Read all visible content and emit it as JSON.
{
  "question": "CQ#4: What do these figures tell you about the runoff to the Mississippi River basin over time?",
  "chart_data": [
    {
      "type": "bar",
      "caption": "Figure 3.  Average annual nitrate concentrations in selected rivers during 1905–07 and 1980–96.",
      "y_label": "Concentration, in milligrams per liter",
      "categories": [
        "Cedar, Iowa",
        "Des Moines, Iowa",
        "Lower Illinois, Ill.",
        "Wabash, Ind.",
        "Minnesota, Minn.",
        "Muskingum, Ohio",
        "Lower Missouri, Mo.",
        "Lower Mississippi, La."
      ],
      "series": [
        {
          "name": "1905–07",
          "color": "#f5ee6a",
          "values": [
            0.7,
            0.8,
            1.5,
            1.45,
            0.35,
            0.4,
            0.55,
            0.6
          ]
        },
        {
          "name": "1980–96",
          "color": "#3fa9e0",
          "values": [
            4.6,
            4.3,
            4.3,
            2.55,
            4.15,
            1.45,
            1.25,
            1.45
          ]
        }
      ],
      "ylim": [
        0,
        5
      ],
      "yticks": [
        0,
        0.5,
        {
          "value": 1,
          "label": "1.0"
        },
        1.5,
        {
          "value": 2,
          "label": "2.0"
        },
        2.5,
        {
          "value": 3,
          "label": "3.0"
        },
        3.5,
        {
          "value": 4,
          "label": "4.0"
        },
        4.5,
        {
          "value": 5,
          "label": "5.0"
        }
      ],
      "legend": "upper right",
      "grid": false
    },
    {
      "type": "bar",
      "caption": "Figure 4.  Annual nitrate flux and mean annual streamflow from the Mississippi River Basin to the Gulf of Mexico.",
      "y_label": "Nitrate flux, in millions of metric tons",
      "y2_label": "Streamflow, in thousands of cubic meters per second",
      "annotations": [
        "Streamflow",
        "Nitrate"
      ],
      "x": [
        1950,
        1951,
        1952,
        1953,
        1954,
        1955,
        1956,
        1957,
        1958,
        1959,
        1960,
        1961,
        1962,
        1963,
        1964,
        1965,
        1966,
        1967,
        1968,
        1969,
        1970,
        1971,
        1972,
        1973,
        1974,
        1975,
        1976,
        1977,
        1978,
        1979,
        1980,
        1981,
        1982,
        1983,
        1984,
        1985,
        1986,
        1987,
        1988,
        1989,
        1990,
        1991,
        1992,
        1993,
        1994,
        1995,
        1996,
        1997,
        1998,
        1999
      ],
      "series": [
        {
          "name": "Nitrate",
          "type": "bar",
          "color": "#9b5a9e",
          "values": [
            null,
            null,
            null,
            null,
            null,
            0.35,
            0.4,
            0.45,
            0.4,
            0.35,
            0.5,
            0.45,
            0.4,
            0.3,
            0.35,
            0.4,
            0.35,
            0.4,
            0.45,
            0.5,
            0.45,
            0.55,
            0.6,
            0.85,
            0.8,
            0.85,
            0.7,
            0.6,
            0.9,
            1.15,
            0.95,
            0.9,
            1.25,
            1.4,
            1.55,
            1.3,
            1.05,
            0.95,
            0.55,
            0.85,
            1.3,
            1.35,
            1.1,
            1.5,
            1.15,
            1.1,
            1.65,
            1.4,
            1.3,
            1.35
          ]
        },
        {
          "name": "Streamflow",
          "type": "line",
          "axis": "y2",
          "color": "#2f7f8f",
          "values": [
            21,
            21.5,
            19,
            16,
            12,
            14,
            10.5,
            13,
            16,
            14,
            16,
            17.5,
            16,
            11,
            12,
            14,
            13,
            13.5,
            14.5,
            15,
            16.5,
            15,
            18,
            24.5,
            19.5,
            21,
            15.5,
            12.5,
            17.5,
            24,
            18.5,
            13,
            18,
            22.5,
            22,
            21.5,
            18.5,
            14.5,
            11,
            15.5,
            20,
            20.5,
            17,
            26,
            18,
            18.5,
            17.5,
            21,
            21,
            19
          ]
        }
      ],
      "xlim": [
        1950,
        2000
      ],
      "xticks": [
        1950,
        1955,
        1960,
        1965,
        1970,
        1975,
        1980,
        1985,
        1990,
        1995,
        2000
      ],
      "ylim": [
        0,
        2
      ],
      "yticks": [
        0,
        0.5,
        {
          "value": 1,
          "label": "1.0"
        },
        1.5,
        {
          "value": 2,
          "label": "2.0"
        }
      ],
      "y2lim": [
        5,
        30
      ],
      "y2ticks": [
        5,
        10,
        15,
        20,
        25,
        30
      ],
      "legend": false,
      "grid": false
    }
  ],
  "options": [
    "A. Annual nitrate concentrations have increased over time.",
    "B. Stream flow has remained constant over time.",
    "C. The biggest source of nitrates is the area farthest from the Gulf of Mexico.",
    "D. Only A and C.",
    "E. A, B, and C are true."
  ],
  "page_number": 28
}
________________________________________
* _Problem to solve_: Please give back all of the records exactly as written.

* _Output for this exercise_:
Read all visible content and emit it as JSON.
{
  "question": "CQ#4: What do these figures tell you about the runoff to the Mississippi River basin over time?",
  "chart_data": [
    {
      "type": "bar",
      "caption": "Figure 3.  Average annual nitrate concentrations in selected rivers during 1905–07 and 1980–96.",
      "y_label": "Concentration, in milligrams per liter",
      "categories": [
        "Cedar, Iowa",
        "Des Moines, Iowa",
        "Lower Illinois, Ill.",
        "Wabash, Ind.",
        "Minnesota, Minn.",
        "Muskingum, Ohio",
        "Lower Missouri, Mo.",
        "Lower Mississippi, La."
      ],
      "series": [
        {
          "name": "1905–07",
          "color": "#f5ee6a",
          "values": [
            0.7,
            0.8,
            1.5,
            1.45,
            0.35,
            0.4,
            0.55,
            0.6
          ]
        },
        {
          "name": "1980–96",
          "color": "#3fa9e0",
          "values": [
            4.6,
            4.3,
            4.3,
            2.55,
            4.15,
            1.45,
            1.25,
            1.45
          ]
        }
      ],
      "ylim": [
        0,
        5
      ],
      "yticks": [
        0,
        0.5,
        {
          "value": 1,
          "label": "1.0"
        },
        1.5,
        {
          "value": 2,
          "label": "2.0"
        },
        2.5,
        {
          "value": 3,
          "label": "3.0"
        },
        3.5,
        {
          "value": 4,
          "label": "4.0"
        },
        4.5,
        {
          "value": 5,
          "label": "5.0"
        }
      ],
      "legend": "upper right",
      "grid": false
    },
    {
      "type": "bar",
      "caption": "Figure 4.  Annual nitrate flux and mean annual streamflow from the Mississippi River Basin to the Gulf of Mexico.",
      "y_label": "Nitrate flux, in millions of metric tons",
      "y2_label": "Streamflow, in thousands of cubic meters per second",
      "annotations": [
        "Streamflow",
        "Nitrate"
      ],
      "x": [
        1950,
        1951,
        1952,
        1953,
        1954,
        1955,
        1956,
        1957,
        1958,
        1959,
        1960,
        1961,
        1962,
        1963,
        1964,
        1965,
        1966,
        1967,
        1968,
        1969,
        1970,
        1971,
        1972,
        1973,
        1974,
        1975,
        1976,
        1977,
        1978,
        1979,
        1980,
        1981,
        1982,
        1983,
        1984,
        1985,
        1986,
        1987,
        1988,
        1989,
        1990,
        1991,
        1992,
        1993,
        1994,
        1995,
        1996,
        1997,
        1998,
        1999
      ],
      "series": [
        {
          "name": "Nitrate",
          "type": "bar",
          "color": "#9b5a9e",
          "values": [
            null,
            null,
            null,
            null,
            null,
            0.35,
            0.4,
            0.45,
            0.4,
            0.35,
            0.5,
            0.45,
            0.4,
            0.3,
            0.35,
            0.4,
            0.35,
            0.4,
            0.45,
            0.5,
            0.45,
            0.55,
            0.6,
            0.85,
            0.8,
            0.85,
            0.7,
            0.6,
            0.9,
            1.15,
            0.95,
            0.9,
            1.25,
            1.4,
            1.55,
            1.3,
            1.05,
            0.95,
            0.55,
            0.85,
            1.3,
            1.35,
            1.1,
            1.5,
            1.15,
            1.1,
            1.65,
            1.4,
            1.3,
            1.35
          ]
        },
        {
          "name": "Streamflow",
          "type": "line",
          "axis": "y2",
          "color": "#2f7f8f",
          "values": [
            21,
            21.5,
            19,
            16,
            12,
            14,
            10.5,
            13,
            16,
            14,
            16,
            17.5,
            16,
            11,
            12,
            14,
            13,
            13.5,
            14.5,
            15,
            16.5,
            15,
            18,
            24.5,
            19.5,
            21,
            15.5,
            12.5,
            17.5,
            24,
            18.5,
            13,
            18,
            22.5,
            22,
            21.5,
            18.5,
            14.5,
            11,
            15.5,
            20,
            20.5,
            17,
            26,
            18,
            18.5,
            17.5,
            21,
            21,
            19
          ]
        }
      ],
      "xlim": [
        1950,
        2000
      ],
      "xticks": [
        1950,
        1955,
        1960,
        1965,
        1970,
        1975,
        1980,
        1985,
        1990,
        1995,
        2000
      ],
      "ylim": [
        0,
        2
      ],
      "yticks": [
        0,
        0.5,
        {
          "value": 1,
          "label": "1.0"
        },
        1.5,
        {
          "value": 2,
          "label": "2.0"
        }
      ],
      "y2lim": [
        5,
        30
      ],
      "y2ticks": [
        5,
        10,
        15,
        20,
        25,
        30
      ],
      "legend": false,
      "grid": false
    }
  ],
  "options": [
    "A. Annual nitrate concentrations have increased over time.",
    "B. Stream flow has remained constant over time.",
    "C. The biggest source of nitrates is the area farthest from the Gulf of Mexico.",
    "D. Only A and C.",
    "E. A, B, and C are true."
  ],
  "page_number": 28
}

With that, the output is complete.